Where does the word "page" occur in the entries below? Copy every line that has it.

[Items listed in a dataset]
Content starts

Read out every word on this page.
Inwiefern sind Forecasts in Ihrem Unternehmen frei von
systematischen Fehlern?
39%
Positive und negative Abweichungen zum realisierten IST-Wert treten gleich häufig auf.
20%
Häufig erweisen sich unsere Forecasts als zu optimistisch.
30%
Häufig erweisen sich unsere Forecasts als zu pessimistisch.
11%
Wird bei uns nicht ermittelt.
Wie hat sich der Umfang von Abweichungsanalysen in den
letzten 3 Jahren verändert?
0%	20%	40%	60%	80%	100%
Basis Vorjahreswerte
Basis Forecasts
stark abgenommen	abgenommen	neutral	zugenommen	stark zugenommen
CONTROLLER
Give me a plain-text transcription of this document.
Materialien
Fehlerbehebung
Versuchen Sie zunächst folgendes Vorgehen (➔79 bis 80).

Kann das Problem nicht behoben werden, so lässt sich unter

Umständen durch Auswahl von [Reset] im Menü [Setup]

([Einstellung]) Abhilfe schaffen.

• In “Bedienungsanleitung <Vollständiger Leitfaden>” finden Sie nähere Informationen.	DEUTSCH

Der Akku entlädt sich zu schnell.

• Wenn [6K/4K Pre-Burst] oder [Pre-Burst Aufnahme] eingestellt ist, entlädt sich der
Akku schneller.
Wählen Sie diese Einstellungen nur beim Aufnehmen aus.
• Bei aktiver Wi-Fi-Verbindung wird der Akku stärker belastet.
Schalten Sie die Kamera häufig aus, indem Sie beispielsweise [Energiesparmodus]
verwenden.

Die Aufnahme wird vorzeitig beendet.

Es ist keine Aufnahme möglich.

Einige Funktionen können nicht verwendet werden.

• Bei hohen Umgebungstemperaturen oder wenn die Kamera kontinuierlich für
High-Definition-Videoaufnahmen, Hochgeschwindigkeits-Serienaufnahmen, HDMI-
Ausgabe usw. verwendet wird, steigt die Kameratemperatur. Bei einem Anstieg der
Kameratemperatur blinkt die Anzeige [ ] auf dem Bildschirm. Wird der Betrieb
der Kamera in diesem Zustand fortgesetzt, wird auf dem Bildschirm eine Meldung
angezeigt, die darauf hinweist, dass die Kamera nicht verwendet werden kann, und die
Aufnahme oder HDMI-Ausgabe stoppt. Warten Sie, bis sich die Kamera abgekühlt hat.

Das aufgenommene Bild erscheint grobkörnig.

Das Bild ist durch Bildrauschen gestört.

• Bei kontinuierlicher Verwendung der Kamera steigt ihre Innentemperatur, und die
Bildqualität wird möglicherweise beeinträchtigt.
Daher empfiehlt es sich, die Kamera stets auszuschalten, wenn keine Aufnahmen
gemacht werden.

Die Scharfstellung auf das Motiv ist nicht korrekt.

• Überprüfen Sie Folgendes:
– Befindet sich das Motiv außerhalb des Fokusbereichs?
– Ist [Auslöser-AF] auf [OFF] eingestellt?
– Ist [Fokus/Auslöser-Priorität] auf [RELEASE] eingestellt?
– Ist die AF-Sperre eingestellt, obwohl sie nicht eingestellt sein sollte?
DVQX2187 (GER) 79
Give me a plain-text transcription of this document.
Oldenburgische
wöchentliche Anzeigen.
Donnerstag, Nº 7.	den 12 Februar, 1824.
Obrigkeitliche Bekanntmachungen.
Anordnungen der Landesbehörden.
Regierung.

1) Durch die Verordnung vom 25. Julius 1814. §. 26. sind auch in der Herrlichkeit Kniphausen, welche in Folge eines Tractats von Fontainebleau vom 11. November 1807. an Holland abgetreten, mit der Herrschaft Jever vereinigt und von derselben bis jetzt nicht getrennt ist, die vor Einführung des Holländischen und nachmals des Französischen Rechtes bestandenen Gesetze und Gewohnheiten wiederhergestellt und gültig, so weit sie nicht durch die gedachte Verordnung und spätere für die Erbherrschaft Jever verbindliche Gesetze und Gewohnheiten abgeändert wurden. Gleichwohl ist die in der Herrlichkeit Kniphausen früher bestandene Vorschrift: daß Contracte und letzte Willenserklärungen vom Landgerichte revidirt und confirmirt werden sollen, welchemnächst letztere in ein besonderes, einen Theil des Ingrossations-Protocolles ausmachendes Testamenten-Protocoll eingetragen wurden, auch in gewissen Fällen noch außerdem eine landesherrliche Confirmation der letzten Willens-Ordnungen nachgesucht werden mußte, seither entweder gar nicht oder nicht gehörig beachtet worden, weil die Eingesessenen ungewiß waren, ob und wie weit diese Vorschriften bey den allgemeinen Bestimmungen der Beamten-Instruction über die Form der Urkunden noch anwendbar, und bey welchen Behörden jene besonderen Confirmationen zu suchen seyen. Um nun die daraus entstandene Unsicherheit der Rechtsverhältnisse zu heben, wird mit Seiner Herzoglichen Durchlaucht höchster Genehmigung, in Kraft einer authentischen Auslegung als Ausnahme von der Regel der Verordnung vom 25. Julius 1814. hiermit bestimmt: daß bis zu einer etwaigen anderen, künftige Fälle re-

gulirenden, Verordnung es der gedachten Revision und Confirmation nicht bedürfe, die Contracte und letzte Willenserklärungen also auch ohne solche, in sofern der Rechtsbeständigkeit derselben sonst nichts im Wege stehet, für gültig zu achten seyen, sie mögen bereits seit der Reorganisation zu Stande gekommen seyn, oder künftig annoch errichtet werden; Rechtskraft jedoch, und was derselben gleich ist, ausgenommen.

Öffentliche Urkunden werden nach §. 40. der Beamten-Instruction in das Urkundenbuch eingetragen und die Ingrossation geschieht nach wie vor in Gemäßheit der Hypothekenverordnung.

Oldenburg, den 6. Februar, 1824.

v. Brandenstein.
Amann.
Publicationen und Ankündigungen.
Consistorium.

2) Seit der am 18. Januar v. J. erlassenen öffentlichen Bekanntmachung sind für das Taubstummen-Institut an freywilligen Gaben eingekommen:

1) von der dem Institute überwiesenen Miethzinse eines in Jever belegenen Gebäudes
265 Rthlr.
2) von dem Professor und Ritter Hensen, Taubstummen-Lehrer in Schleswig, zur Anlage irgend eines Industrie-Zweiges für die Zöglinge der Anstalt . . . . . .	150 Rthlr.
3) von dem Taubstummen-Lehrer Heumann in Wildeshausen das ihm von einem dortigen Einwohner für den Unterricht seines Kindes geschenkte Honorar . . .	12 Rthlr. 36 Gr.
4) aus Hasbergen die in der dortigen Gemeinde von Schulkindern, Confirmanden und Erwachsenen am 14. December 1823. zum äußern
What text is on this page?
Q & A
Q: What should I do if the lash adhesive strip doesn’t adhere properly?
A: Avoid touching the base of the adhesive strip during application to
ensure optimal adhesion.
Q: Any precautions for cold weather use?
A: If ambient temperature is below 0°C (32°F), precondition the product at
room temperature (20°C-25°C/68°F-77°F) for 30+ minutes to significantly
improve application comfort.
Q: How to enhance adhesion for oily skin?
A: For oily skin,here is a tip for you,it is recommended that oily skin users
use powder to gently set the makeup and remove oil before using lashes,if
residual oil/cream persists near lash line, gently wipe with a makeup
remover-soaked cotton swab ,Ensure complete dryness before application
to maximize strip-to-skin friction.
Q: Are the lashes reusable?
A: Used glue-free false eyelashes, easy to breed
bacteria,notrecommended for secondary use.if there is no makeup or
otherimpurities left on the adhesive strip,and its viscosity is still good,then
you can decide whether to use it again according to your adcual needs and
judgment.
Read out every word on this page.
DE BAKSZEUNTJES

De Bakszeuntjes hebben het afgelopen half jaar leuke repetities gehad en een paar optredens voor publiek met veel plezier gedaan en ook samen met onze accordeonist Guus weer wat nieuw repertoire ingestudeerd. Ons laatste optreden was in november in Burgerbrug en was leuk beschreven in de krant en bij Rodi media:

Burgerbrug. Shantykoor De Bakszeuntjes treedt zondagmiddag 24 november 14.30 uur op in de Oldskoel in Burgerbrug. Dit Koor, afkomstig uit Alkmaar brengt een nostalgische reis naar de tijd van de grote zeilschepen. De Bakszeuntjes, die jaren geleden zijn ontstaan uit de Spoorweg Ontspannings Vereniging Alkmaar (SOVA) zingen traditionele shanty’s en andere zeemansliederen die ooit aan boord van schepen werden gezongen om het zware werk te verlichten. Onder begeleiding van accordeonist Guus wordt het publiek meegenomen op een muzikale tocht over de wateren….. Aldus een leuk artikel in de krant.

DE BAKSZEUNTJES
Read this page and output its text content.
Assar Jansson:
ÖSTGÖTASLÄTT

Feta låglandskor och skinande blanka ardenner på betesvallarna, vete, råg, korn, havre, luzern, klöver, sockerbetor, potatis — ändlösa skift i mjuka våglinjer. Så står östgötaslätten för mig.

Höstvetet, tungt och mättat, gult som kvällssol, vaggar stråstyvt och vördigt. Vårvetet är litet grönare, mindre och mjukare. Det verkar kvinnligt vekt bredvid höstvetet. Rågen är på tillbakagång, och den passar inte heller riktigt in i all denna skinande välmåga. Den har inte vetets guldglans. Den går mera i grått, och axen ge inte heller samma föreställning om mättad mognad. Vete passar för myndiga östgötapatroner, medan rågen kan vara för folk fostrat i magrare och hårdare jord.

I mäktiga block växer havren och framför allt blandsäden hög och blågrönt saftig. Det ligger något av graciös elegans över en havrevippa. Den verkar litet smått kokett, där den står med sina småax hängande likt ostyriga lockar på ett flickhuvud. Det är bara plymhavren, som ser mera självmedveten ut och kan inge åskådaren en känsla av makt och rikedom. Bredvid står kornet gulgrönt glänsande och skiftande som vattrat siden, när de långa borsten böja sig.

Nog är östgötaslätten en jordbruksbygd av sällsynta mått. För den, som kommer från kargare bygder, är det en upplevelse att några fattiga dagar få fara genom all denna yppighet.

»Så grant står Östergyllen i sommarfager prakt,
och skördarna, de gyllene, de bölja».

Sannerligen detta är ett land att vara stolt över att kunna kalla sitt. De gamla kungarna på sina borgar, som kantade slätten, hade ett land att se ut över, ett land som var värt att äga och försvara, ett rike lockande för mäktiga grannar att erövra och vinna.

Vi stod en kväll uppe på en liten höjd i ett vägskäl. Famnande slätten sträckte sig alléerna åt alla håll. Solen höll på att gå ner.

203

Content ends

● TASK RESPONSE:
Read out every word on this page.
What text is on this page?
Read out every word on this page.
Read this page and output its text content.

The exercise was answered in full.